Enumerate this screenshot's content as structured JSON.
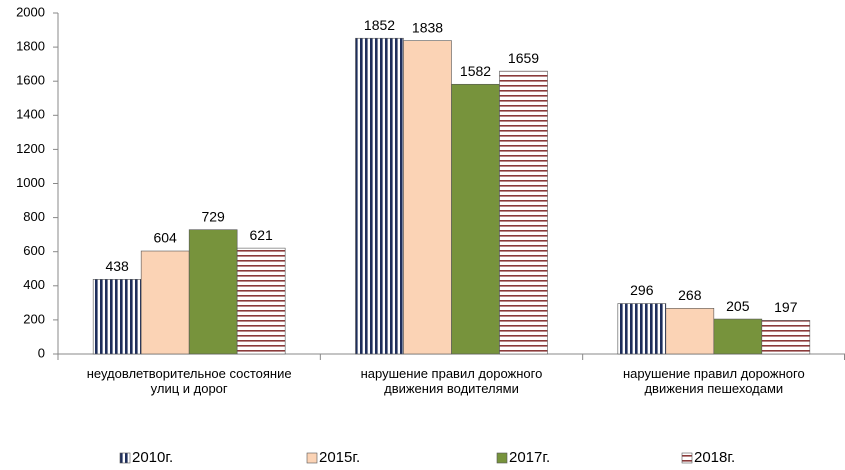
{
  "chart_data": {
    "type": "bar",
    "categories": [
      "неудовлетворительное состояние улиц и дорог",
      "нарушение правил дорожного движения водителями",
      "нарушение правил дорожного движения пешеходами"
    ],
    "series": [
      {
        "name": "2010г.",
        "color": "#1f2f5c",
        "pattern": "vertical-stripes",
        "values": [
          438,
          1852,
          296
        ]
      },
      {
        "name": "2015г.",
        "color": "#fbd3b5",
        "pattern": "solid",
        "values": [
          604,
          1838,
          268
        ]
      },
      {
        "name": "2017г.",
        "color": "#77933c",
        "pattern": "solid",
        "values": [
          729,
          1582,
          205
        ]
      },
      {
        "name": "2018г.",
        "color": "#8b3a3a",
        "pattern": "horizontal-stripes",
        "values": [
          621,
          1659,
          197
        ]
      }
    ],
    "ylim": [
      0,
      2000
    ],
    "yticks": [
      0,
      200,
      400,
      600,
      800,
      1000,
      1200,
      1400,
      1600,
      1800,
      2000
    ],
    "grid": false,
    "legend": "bottom"
  }
}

----------

TASK DIRECTIONS: Using the records given above, list every line that includes the word "stripes".

ANSWER TO THE TASK:
        "pattern": "vertical-stripes",
        "pattern": "horizontal-stripes",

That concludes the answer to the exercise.